Collected data:
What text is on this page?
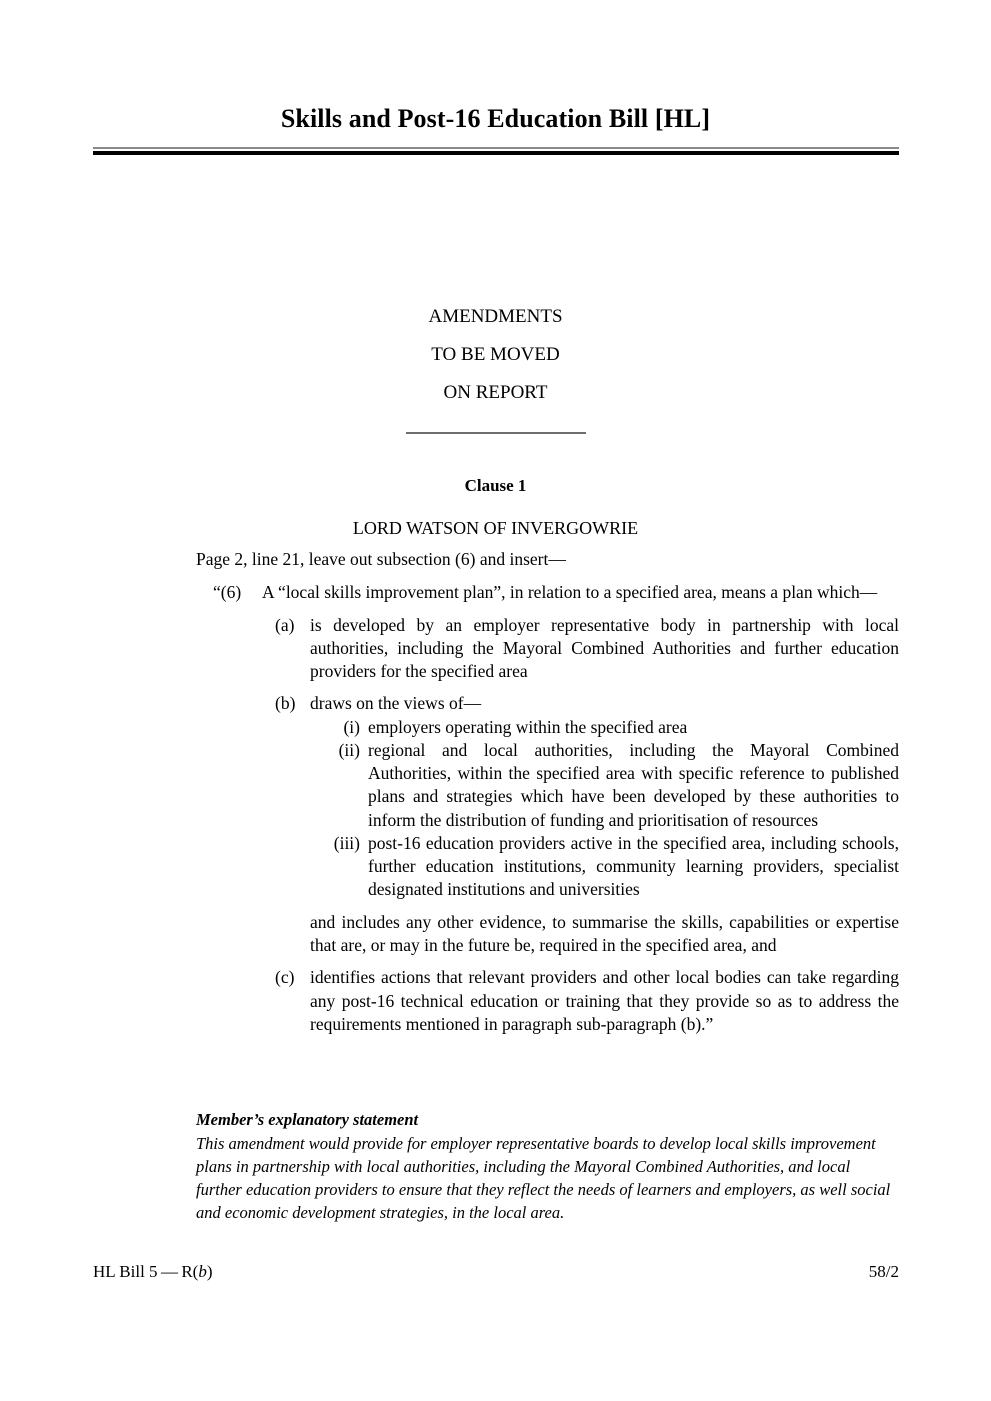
Skills and Post-16 Education Bill [HL]
AMENDMENTS
TO BE MOVED
ON REPORT
Clause 1
LORD WATSON OF INVERGOWRIE
Page 2, line 21, leave out subsection (6) and insert—
“(6)	A “local skills improvement plan”, in relation to a specified area, means a plan which—
(a) is developed by an employer representative body in partnership with local authorities, including the Mayoral Combined Authorities and further education providers for the specified area
(b) draws on the views of—
(i) employers operating within the specified area
(ii) regional and local authorities, including the Mayoral Combined Authorities, within the specified area with specific reference to published plans and strategies which have been developed by these authorities to inform the distribution of funding and prioritisation of resources
(iii) post-16 education providers active in the specified area, including schools, further education institutions, community learning providers, specialist designated institutions and universities
and includes any other evidence, to summarise the skills, capabilities or expertise that are, or may in the future be, required in the specified area, and
(c) identifies actions that relevant providers and other local bodies can take regarding any post-16 technical education or training that they provide so as to address the requirements mentioned in paragraph sub-paragraph (b).”
Member’s explanatory statement
This amendment would provide for employer representative boards to develop local skills improvement plans in partnership with local authorities, including the Mayoral Combined Authorities, and local further education providers to ensure that they reflect the needs of learners and employers, as well social and economic development strategies, in the local area.
HL Bill 5 — R(b)	58/2
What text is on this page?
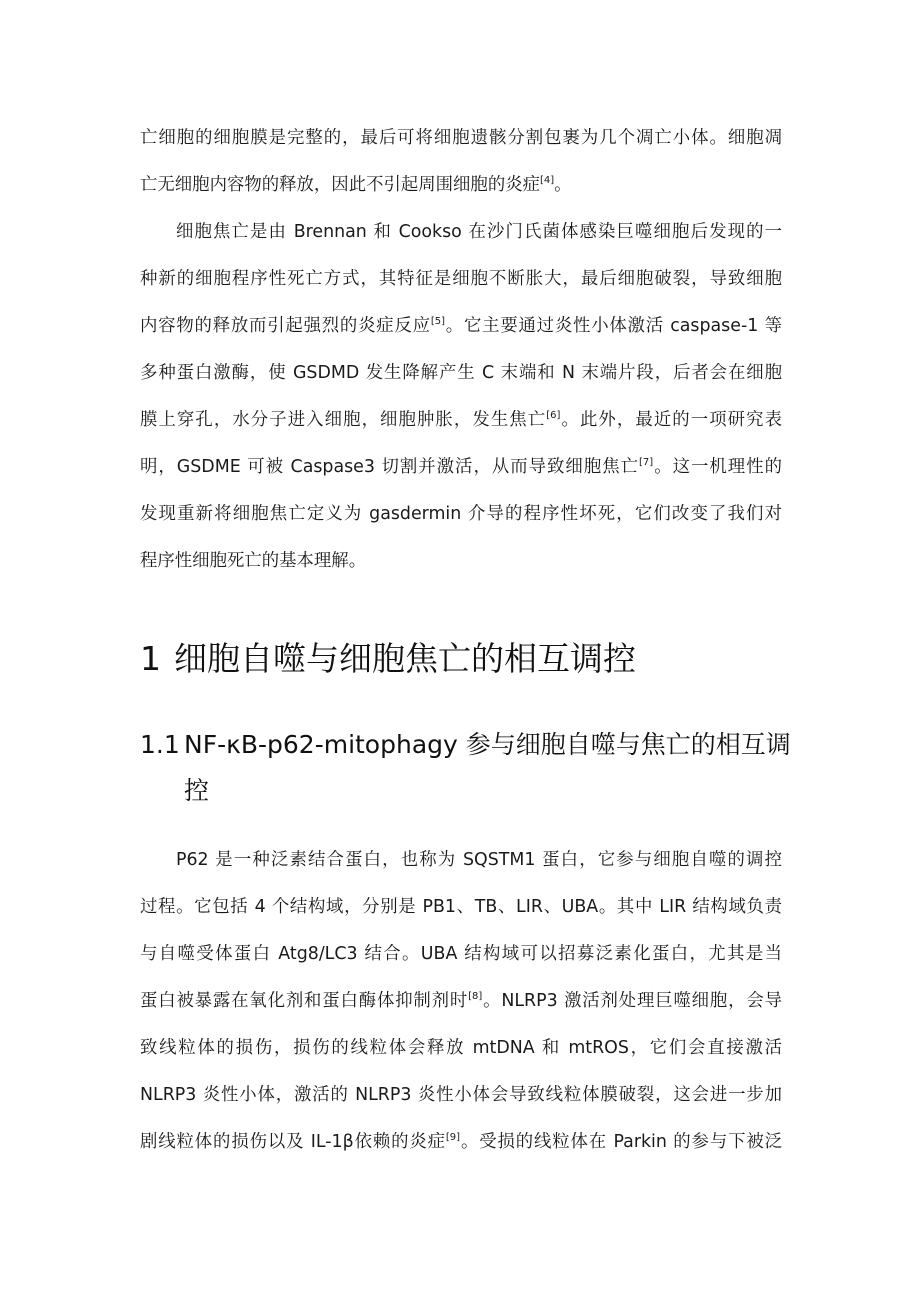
亡细胞的细胞膜是完整的，最后可将细胞遗骸分割包裹为几个凋亡小体。细胞凋
亡无细胞内容物的释放，因此不引起周围细胞的炎症[4]。
细胞焦亡是由 Brennan 和 Cookso 在沙门氏菌体感染巨噬细胞后发现的一
种新的细胞程序性死亡方式，其特征是细胞不断胀大，最后细胞破裂，导致细胞
内容物的释放而引起强烈的炎症反应[5]。它主要通过炎性小体激活 caspase-1 等
多种蛋白激酶，使 GSDMD 发生降解产生 C 末端和 N 末端片段，后者会在细胞
膜上穿孔，水分子进入细胞，细胞肿胀，发生焦亡[6]。此外，最近的一项研究表
明，GSDME 可被 Caspase3 切割并激活，从而导致细胞焦亡[7]。这一机理性的
发现重新将细胞焦亡定义为 gasdermin 介导的程序性坏死，它们改变了我们对
程序性细胞死亡的基本理解。
1 细胞自噬与细胞焦亡的相互调控
1.1 NF-κB-p62-mitophagy 参与细胞自噬与焦亡的相互调
控
P62 是一种泛素结合蛋白，也称为 SQSTM1 蛋白，它参与细胞自噬的调控
过程。它包括 4 个结构域，分别是 PB1、TB、LIR、UBA。其中 LIR 结构域负责
与自噬受体蛋白 Atg8/LC3 结合。UBA 结构域可以招募泛素化蛋白，尤其是当
蛋白被暴露在氧化剂和蛋白酶体抑制剂时[8]。NLRP3 激活剂处理巨噬细胞，会导
致线粒体的损伤，损伤的线粒体会释放 mtDNA 和 mtROS，它们会直接激活
NLRP3 炎性小体，激活的 NLRP3 炎性小体会导致线粒体膜破裂，这会进一步加
剧线粒体的损伤以及 IL-1β依赖的炎症[9]。受损的线粒体在 Parkin 的参与下被泛
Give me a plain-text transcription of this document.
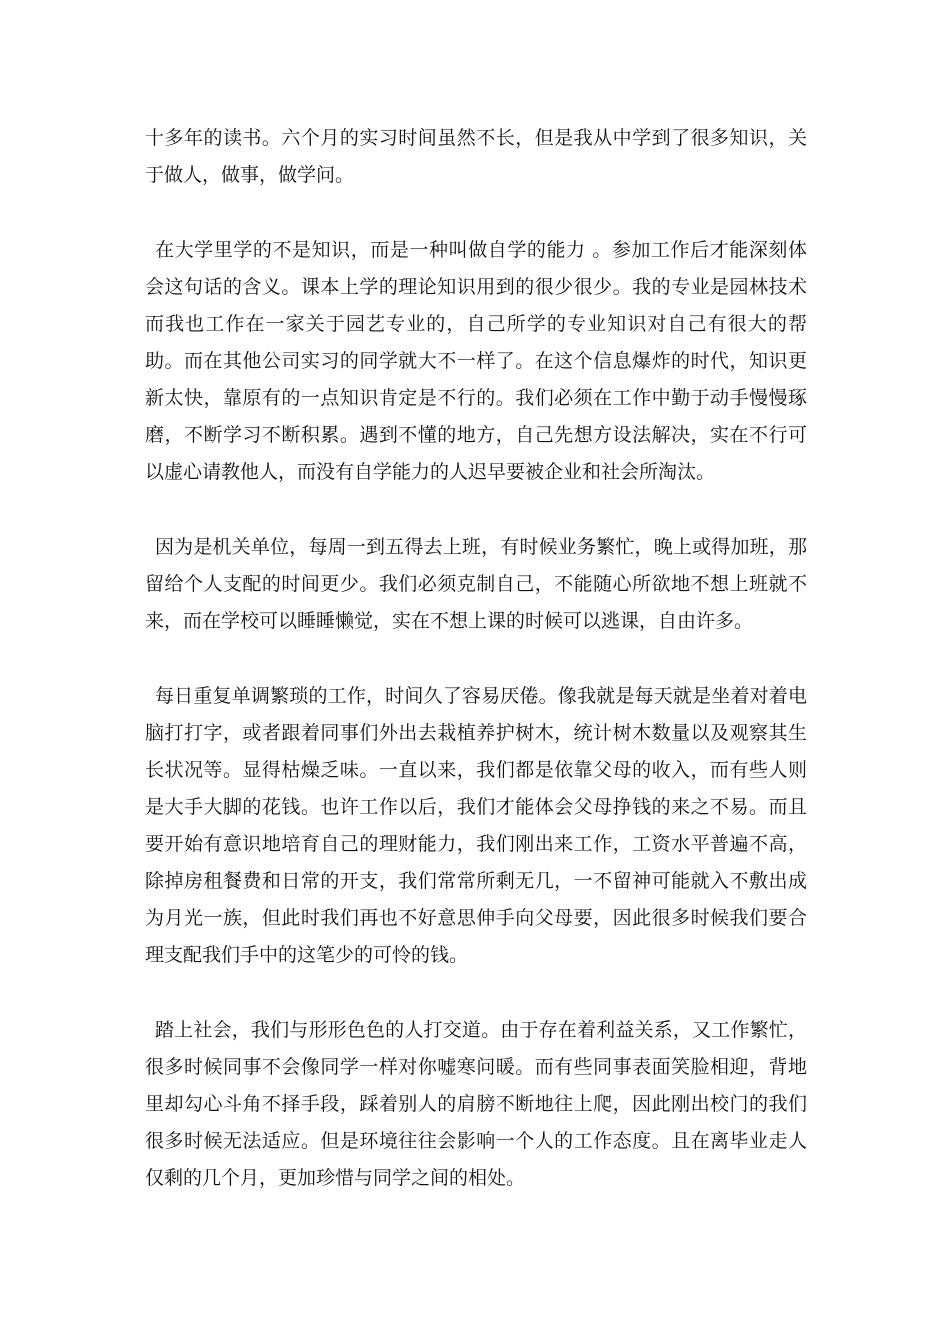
十多年的读书。六个月的实习时间虽然不长，但是我从中学到了很多知识，关于做人，做事，做学问。

在大学里学的不是知识，而是一种叫做自学的能力 。参加工作后才能深刻体会这句话的含义。课本上学的理论知识用到的很少很少。我的专业是园林技术而我也工作在一家关于园艺专业的，自己所学的专业知识对自己有很大的帮助。而在其他公司实习的同学就大不一样了。在这个信息爆炸的时代，知识更新太快，靠原有的一点知识肯定是不行的。我们必须在工作中勤于动手慢慢琢磨，不断学习不断积累。遇到不懂的地方，自己先想方设法解决，实在不行可以虚心请教他人，而没有自学能力的人迟早要被企业和社会所淘汰。

因为是机关单位，每周一到五得去上班，有时候业务繁忙，晚上或得加班，那留给个人支配的时间更少。我们必须克制自己，不能随心所欲地不想上班就不来，而在学校可以睡睡懒觉，实在不想上课的时候可以逃课，自由许多。

每日重复单调繁琐的工作，时间久了容易厌倦。像我就是每天就是坐着对着电脑打打字，或者跟着同事们外出去栽植养护树木，统计树木数量以及观察其生长状况等。显得枯燥乏味。一直以来，我们都是依靠父母的收入，而有些人则是大手大脚的花钱。也许工作以后，我们才能体会父母挣钱的来之不易。而且要开始有意识地培育自己的理财能力，我们刚出来工作，工资水平普遍不高，除掉房租餐费和日常的开支，我们常常所剩无几，一不留神可能就入不敷出成为月光一族，但此时我们再也不好意思伸手向父母要，因此很多时候我们要合理支配我们手中的这笔少的可怜的钱。

踏上社会，我们与形形色色的人打交道。由于存在着利益关系，又工作繁忙，很多时候同事不会像同学一样对你嘘寒问暖。而有些同事表面笑脸相迎，背地里却勾心斗角不择手段，踩着别人的肩膀不断地往上爬，因此刚出校门的我们很多时候无法适应。但是环境往往会影响一个人的工作态度。且在离毕业走人仅剩的几个月，更加珍惜与同学之间的相处。
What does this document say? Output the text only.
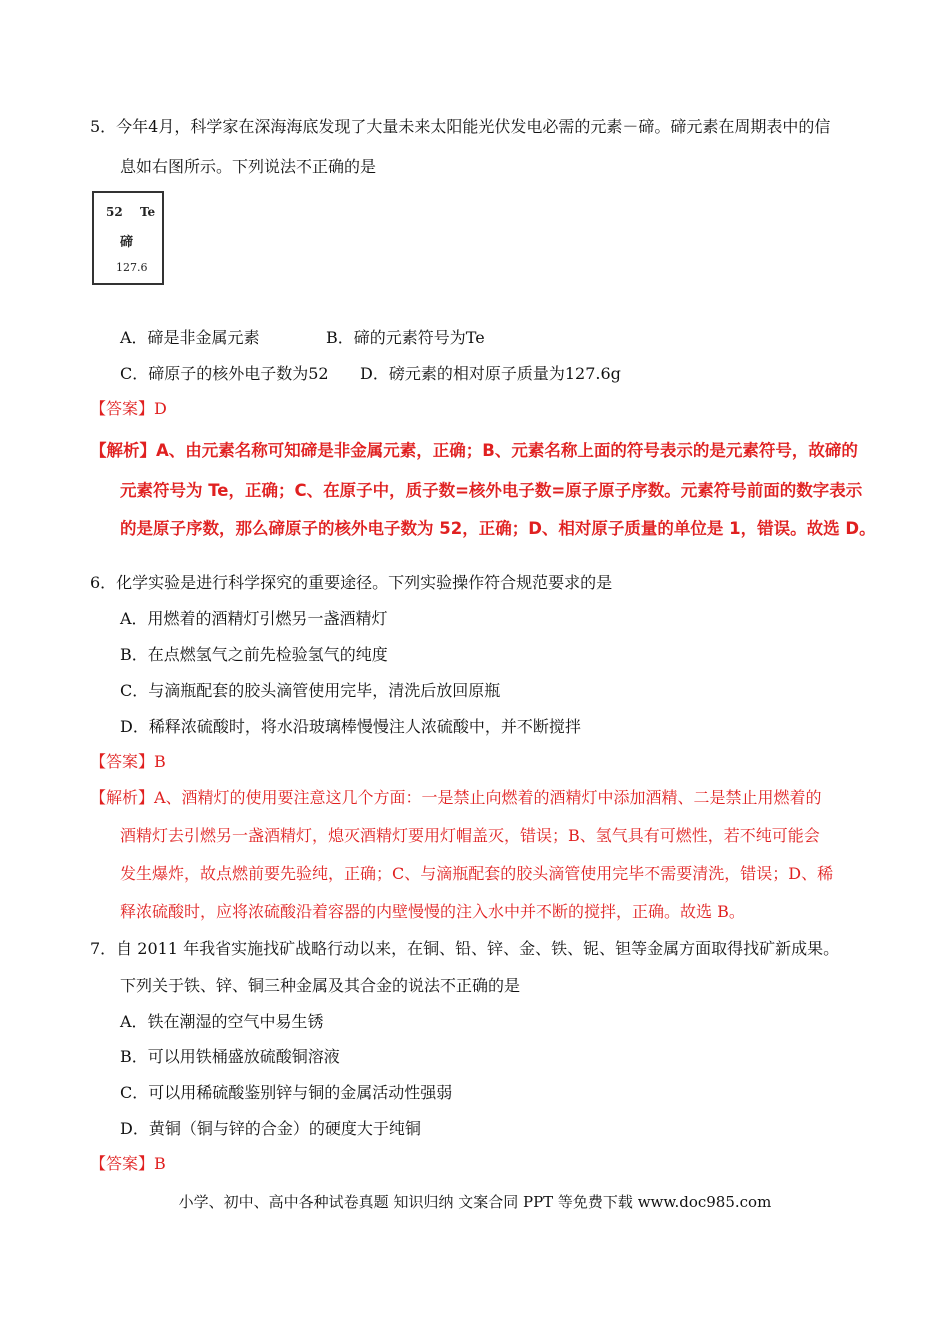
5．今年4月，科学家在深海海底发现了大量未来太阳能光伏发电必需的元素－碲。碲元素在周期表中的信
息如右图所示。下列说法不正确的是
52 Te
碲
127.6
A．碲是非金属元素	B．碲的元素符号为Te
C．碲原子的核外电子数为52 D．磅元素的相对原子质量为127.6g
【答案】D
【解析】A、由元素名称可知碲是非金属元素，正确；B、元素名称上面的符号表示的是元素符号，故碲的
元素符号为 Te，正确；C、在原子中，质子数=核外电子数=原子原子序数。元素符号前面的数字表示
的是原子序数，那么碲原子的核外电子数为 52，正确；D、相对原子质量的单位是 1，错误。故选 D。
6．化学实验是进行科学探究的重要途径。下列实验操作符合规范要求的是
A．用燃着的酒精灯引燃另一盏酒精灯
B．在点燃氢气之前先检验氢气的纯度
C．与滴瓶配套的胶头滴管使用完毕，清洗后放回原瓶
D．稀释浓硫酸时，将水沿玻璃棒慢慢注人浓硫酸中，并不断搅拌
【答案】B
【解析】A、酒精灯的使用要注意这几个方面：一是禁止向燃着的酒精灯中添加酒精、二是禁止用燃着的
酒精灯去引燃另一盏酒精灯，熄灭酒精灯要用灯帽盖灭，错误；B、氢气具有可燃性，若不纯可能会
发生爆炸，故点燃前要先验纯，正确；C、与滴瓶配套的胶头滴管使用完毕不需要清洗，错误；D、稀
释浓硫酸时，应将浓硫酸沿着容器的内壁慢慢的注入水中并不断的搅拌，正确。故选 B。
7．自 2011 年我省实施找矿战略行动以来，在铜、铅、锌、金、铁、铌、钽等金属方面取得找矿新成果。
下列关于铁、锌、铜三种金属及其合金的说法不正确的是
A．铁在潮湿的空气中易生锈
B．可以用铁桶盛放硫酸铜溶液
C．可以用稀硫酸鉴别锌与铜的金属活动性强弱
D．黄铜（铜与锌的合金）的硬度大于纯铜
【答案】B
小学、初中、高中各种试卷真题 知识归纳 文案合同 PPT 等免费下载 www.doc985.com
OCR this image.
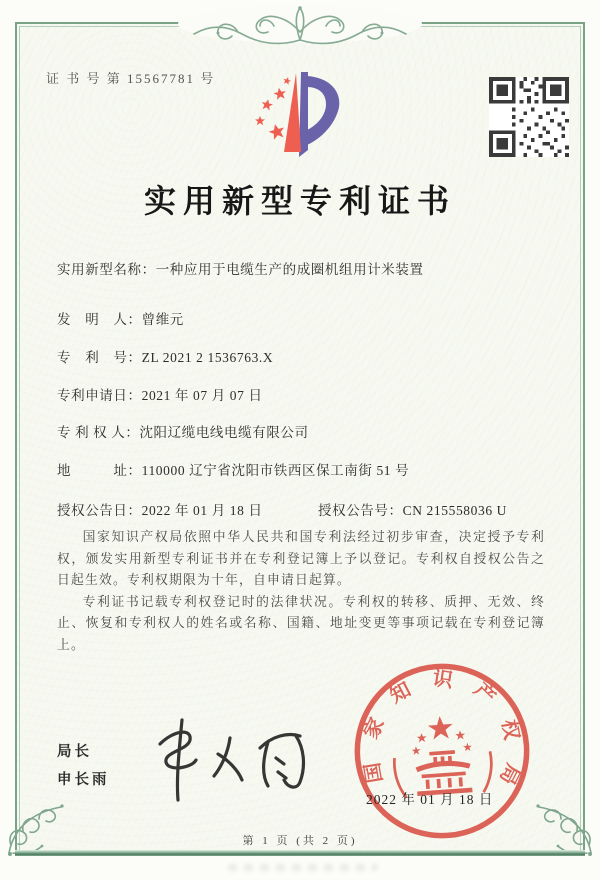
证 书 号 第 15567781 号
实用新型专利证书
实用新型名称：一种应用于电缆生产的成圈机组用计米装置
发　明　人：曾维元
专　利　号：ZL 2021 2 1536763.X
专利申请日：2021 年 07 月 07 日
专 利 权 人：沈阳辽缆电线电缆有限公司
地　　　址：110000 辽宁省沈阳市铁西区保工南街 51 号
授权公告日：2022 年 01 月 18 日	授权公告号：CN 215558036 U

国家知识产权局依照中华人民共和国专利法经过初步审查，决定授予专利权，颁发实用新型专利证书并在专利登记簿上予以登记。专利权自授权公告之日起生效。专利权期限为十年，自申请日起算。

专利证书记载专利权登记时的法律状况。专利权的转移、质押、无效、终止、恢复和专利权人的姓名或名称、国籍、地址变更等事项记载在专利登记簿上。

局长
申长雨	国家知识产权局
2022 年 01 月 18 日
第 1 页 (共 2 页)
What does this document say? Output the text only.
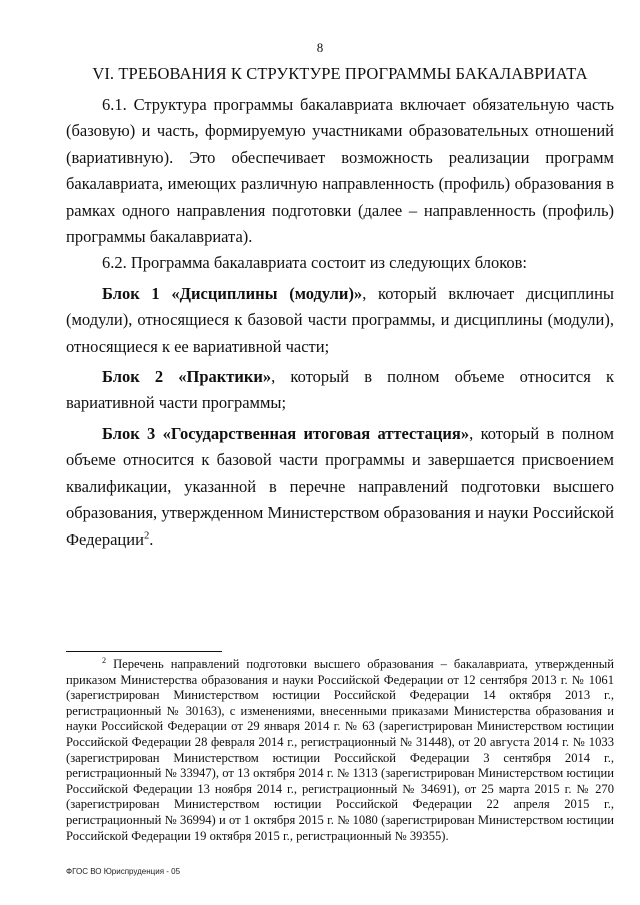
8
VI. ТРЕБОВАНИЯ К СТРУКТУРЕ ПРОГРАММЫ БАКАЛАВРИАТА

6.1. Структура программы бакалавриата включает обязательную часть (базовую) и часть, формируемую участниками образовательных отношений (вариативную). Это обеспечивает возможность реализации программ бакалавриата, имеющих различную направленность (профиль) образования в рамках одного направления подготовки (далее – направленность (профиль) программы бакалавриата).

6.2. Программа бакалавриата состоит из следующих блоков:

Блок 1 «Дисциплины (модули)», который включает дисциплины (модули), относящиеся к базовой части программы, и дисциплины (модули), относящиеся к ее вариативной части;

Блок 2 «Практики», который в полном объеме относится к вариативной части программы;

Блок 3 «Государственная итоговая аттестация», который в полном объеме относится к базовой части программы и завершается присвоением квалификации, указанной в перечне направлений подготовки высшего образования, утвержденном Министерством образования и науки Российской Федерации$^2$.

$^2$ Перечень направлений подготовки высшего образования – бакалавриата, утвержденный приказом Министерства образования и науки Российской Федерации от 12 сентября 2013 г. № 1061 (зарегистрирован Министерством юстиции Российской Федерации 14 октября 2013 г., регистрационный № 30163), с изменениями, внесенными приказами Министерства образования и науки Российской Федерации от 29 января 2014 г. № 63 (зарегистрирован Министерством юстиции Российской Федерации 28 февраля 2014 г., регистрационный № 31448), от 20 августа 2014 г. № 1033 (зарегистрирован Министерством юстиции Российской Федерации 3 сентября 2014 г., регистрационный № 33947), от 13 октября 2014 г. № 1313 (зарегистрирован Министерством юстиции Российской Федерации 13 ноября 2014 г., регистрационный № 34691), от 25 марта 2015 г. № 270 (зарегистрирован Министерством юстиции Российской Федерации 22 апреля 2015 г., регистрационный № 36994) и от 1 октября 2015 г. № 1080 (зарегистрирован Министерством юстиции Российской Федерации 19 октября 2015 г., регистрационный № 39355).

ФГОС ВО Юриспруденция - 05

▶ _Required work_: Looking at the records above, count the lines where the word "partnership" appears. State only the number.

▶ _Task result_: 2